(Collected data entries)
####
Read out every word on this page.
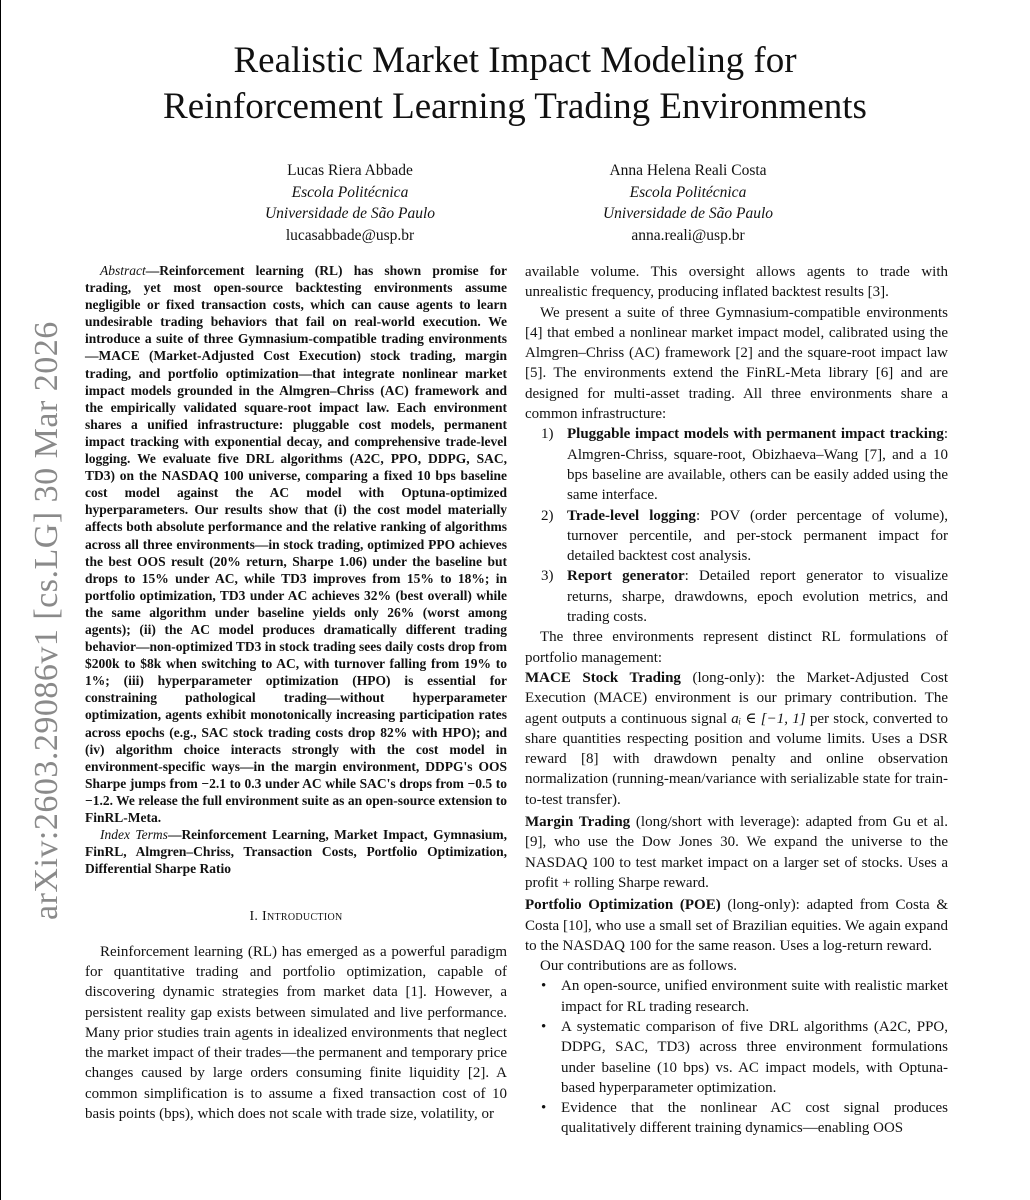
arXiv:2603.29086v1 [cs.LG] 30 Mar 2026
Realistic Market Impact Modeling for
Reinforcement Learning Trading Environments
Lucas Riera Abbade
Escola Politécnica
Universidade de São Paulo
lucasabbade@usp.br
Anna Helena Reali Costa
Escola Politécnica
Universidade de São Paulo
anna.reali@usp.br
Abstract—Reinforcement learning (RL) has shown promise for trading, yet most open-source backtesting environments assume negligible or fixed transaction costs, which can cause agents to learn undesirable trading behaviors that fail on real-world execution. We introduce a suite of three Gymnasium-compatible trading environments—MACE (Market-Adjusted Cost Execution) stock trading, margin trading, and portfolio optimization—that integrate nonlinear market impact models grounded in the Almgren–Chriss (AC) framework and the empirically validated square-root impact law. Each environment shares a unified infrastructure: pluggable cost models, permanent impact tracking with exponential decay, and comprehensive trade-level logging. We evaluate five DRL algorithms (A2C, PPO, DDPG, SAC, TD3) on the NASDAQ 100 universe, comparing a fixed 10 bps baseline cost model against the AC model with Optuna-optimized hyperparameters. Our results show that (i) the cost model materially affects both absolute performance and the relative ranking of algorithms across all three environments—in stock trading, optimized PPO achieves the best OOS result (20% return, Sharpe 1.06) under the baseline but drops to 15% under AC, while TD3 improves from 15% to 18%; in portfolio optimization, TD3 under AC achieves 32% (best overall) while the same algorithm under baseline yields only 26% (worst among agents); (ii) the AC model produces dramatically different trading behavior—non-optimized TD3 in stock trading sees daily costs drop from $200k to $8k when switching to AC, with turnover falling from 19% to 1%; (iii) hyperparameter optimization (HPO) is essential for constraining pathological trading—without hyperparameter optimization, agents exhibit monotonically increasing participation rates across epochs (e.g., SAC stock trading costs drop 82% with HPO); and (iv) algorithm choice interacts strongly with the cost model in environment-specific ways—in the margin environment, DDPG's OOS Sharpe jumps from −2.1 to 0.3 under AC while SAC's drops from −0.5 to −1.2. We release the full environment suite as an open-source extension to FinRL-Meta.
Index Terms—Reinforcement Learning, Market Impact, Gymnasium, FinRL, Almgren–Chriss, Transaction Costs, Portfolio Optimization, Differential Sharpe Ratio
I. Introduction

Reinforcement learning (RL) has emerged as a powerful paradigm for quantitative trading and portfolio optimization, capable of discovering dynamic strategies from market data [1]. However, a persistent reality gap exists between simulated and live performance. Many prior studies train agents in idealized environments that neglect the market impact of their trades—the permanent and temporary price changes caused by large orders consuming finite liquidity [2]. A common simplification is to assume a fixed transaction cost of 10 basis points (bps), which does not scale with trade size, volatility, or

available volume. This oversight allows agents to trade with unrealistic frequency, producing inflated backtest results [3].

We present a suite of three Gymnasium-compatible environments [4] that embed a nonlinear market impact model, calibrated using the Almgren–Chriss (AC) framework [2] and the square-root impact law [5]. The environments extend the FinRL-Meta library [6] and are designed for multi-asset trading. All three environments share a common infrastructure:

1) Pluggable impact models with permanent impact tracking: Almgren-Chriss, square-root, Obizhaeva–Wang [7], and a 10 bps baseline are available, others can be easily added using the same interface.
2) Trade-level logging: POV (order percentage of volume), turnover percentile, and per-stock permanent impact for detailed backtest cost analysis.
3) Report generator: Detailed report generator to visualize returns, sharpe, drawdowns, epoch evolution metrics, and trading costs.

The three environments represent distinct RL formulations of portfolio management:

MACE Stock Trading (long-only): the Market-Adjusted Cost Execution (MACE) environment is our primary contribution. The agent outputs a continuous signal aᵢ ∈ [−1, 1] per stock, converted to share quantities respecting position and volume limits. Uses a DSR reward [8] with drawdown penalty and online observation normalization (running-mean/variance with serializable state for train-to-test transfer).

Margin Trading (long/short with leverage): adapted from Gu et al. [9], who use the Dow Jones 30. We expand the universe to the NASDAQ 100 to test market impact on a larger set of stocks. Uses a profit + rolling Sharpe reward.

Portfolio Optimization (POE) (long-only): adapted from Costa & Costa [10], who use a small set of Brazilian equities. We again expand to the NASDAQ 100 for the same reason. Uses a log-return reward.

Our contributions are as follows.

• An open-source, unified environment suite with realistic market impact for RL trading research.
• A systematic comparison of five DRL algorithms (A2C, PPO, DDPG, SAC, TD3) across three environment formulations under baseline (10 bps) vs. AC impact models, with Optuna-based hyperparameter optimization.
• Evidence that the nonlinear AC cost signal produces qualitatively different training dynamics—enabling OOS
####
• GIVEN INSTRUCTION: Exclude the images, then output the data above word for word.

• EXPECTED ANSWER:
Read out every word on this page.
arXiv:2603.29086v1 [cs.LG] 30 Mar 2026
Realistic Market Impact Modeling for
Reinforcement Learning Trading Environments
Lucas Riera Abbade
Escola Politécnica
Universidade de São Paulo
lucasabbade@usp.br
Anna Helena Reali Costa
Escola Politécnica
Universidade de São Paulo
anna.reali@usp.br
Abstract—Reinforcement learning (RL) has shown promise for trading, yet most open-source backtesting environments assume negligible or fixed transaction costs, which can cause agents to learn undesirable trading behaviors that fail on real-world execution. We introduce a suite of three Gymnasium-compatible trading environments—MACE (Market-Adjusted Cost Execution) stock trading, margin trading, and portfolio optimization—that integrate nonlinear market impact models grounded in the Almgren–Chriss (AC) framework and the empirically validated square-root impact law. Each environment shares a unified infrastructure: pluggable cost models, permanent impact tracking with exponential decay, and comprehensive trade-level logging. We evaluate five DRL algorithms (A2C, PPO, DDPG, SAC, TD3) on the NASDAQ 100 universe, comparing a fixed 10 bps baseline cost model against the AC model with Optuna-optimized hyperparameters. Our results show that (i) the cost model materially affects both absolute performance and the relative ranking of algorithms across all three environments—in stock trading, optimized PPO achieves the best OOS result (20% return, Sharpe 1.06) under the baseline but drops to 15% under AC, while TD3 improves from 15% to 18%; in portfolio optimization, TD3 under AC achieves 32% (best overall) while the same algorithm under baseline yields only 26% (worst among agents); (ii) the AC model produces dramatically different trading behavior—non-optimized TD3 in stock trading sees daily costs drop from $200k to $8k when switching to AC, with turnover falling from 19% to 1%; (iii) hyperparameter optimization (HPO) is essential for constraining pathological trading—without hyperparameter optimization, agents exhibit monotonically increasing participation rates across epochs (e.g., SAC stock trading costs drop 82% with HPO); and (iv) algorithm choice interacts strongly with the cost model in environment-specific ways—in the margin environment, DDPG's OOS Sharpe jumps from −2.1 to 0.3 under AC while SAC's drops from −0.5 to −1.2. We release the full environment suite as an open-source extension to FinRL-Meta.
Index Terms—Reinforcement Learning, Market Impact, Gymnasium, FinRL, Almgren–Chriss, Transaction Costs, Portfolio Optimization, Differential Sharpe Ratio
I. Introduction

Reinforcement learning (RL) has emerged as a powerful paradigm for quantitative trading and portfolio optimization, capable of discovering dynamic strategies from market data [1]. However, a persistent reality gap exists between simulated and live performance. Many prior studies train agents in idealized environments that neglect the market impact of their trades—the permanent and temporary price changes caused by large orders consuming finite liquidity [2]. A common simplification is to assume a fixed transaction cost of 10 basis points (bps), which does not scale with trade size, volatility, or

available volume. This oversight allows agents to trade with unrealistic frequency, producing inflated backtest results [3].

We present a suite of three Gymnasium-compatible environments [4] that embed a nonlinear market impact model, calibrated using the Almgren–Chriss (AC) framework [2] and the square-root impact law [5]. The environments extend the FinRL-Meta library [6] and are designed for multi-asset trading. All three environments share a common infrastructure:

1) Pluggable impact models with permanent impact tracking: Almgren-Chriss, square-root, Obizhaeva–Wang [7], and a 10 bps baseline are available, others can be easily added using the same interface.
2) Trade-level logging: POV (order percentage of volume), turnover percentile, and per-stock permanent impact for detailed backtest cost analysis.
3) Report generator: Detailed report generator to visualize returns, sharpe, drawdowns, epoch evolution metrics, and trading costs.

The three environments represent distinct RL formulations of portfolio management:

MACE Stock Trading (long-only): the Market-Adjusted Cost Execution (MACE) environment is our primary contribution. The agent outputs a continuous signal aᵢ ∈ [−1, 1] per stock, converted to share quantities respecting position and volume limits. Uses a DSR reward [8] with drawdown penalty and online observation normalization (running-mean/variance with serializable state for train-to-test transfer).

Margin Trading (long/short with leverage): adapted from Gu et al. [9], who use the Dow Jones 30. We expand the universe to the NASDAQ 100 to test market impact on a larger set of stocks. Uses a profit + rolling Sharpe reward.

Portfolio Optimization (POE) (long-only): adapted from Costa & Costa [10], who use a small set of Brazilian equities. We again expand to the NASDAQ 100 for the same reason. Uses a log-return reward.

Our contributions are as follows.

• An open-source, unified environment suite with realistic market impact for RL trading research.
• A systematic comparison of five DRL algorithms (A2C, PPO, DDPG, SAC, TD3) across three environment formulations under baseline (10 bps) vs. AC impact models, with Optuna-based hyperparameter optimization.
• Evidence that the nonlinear AC cost signal produces qualitatively different training dynamics—enabling OOS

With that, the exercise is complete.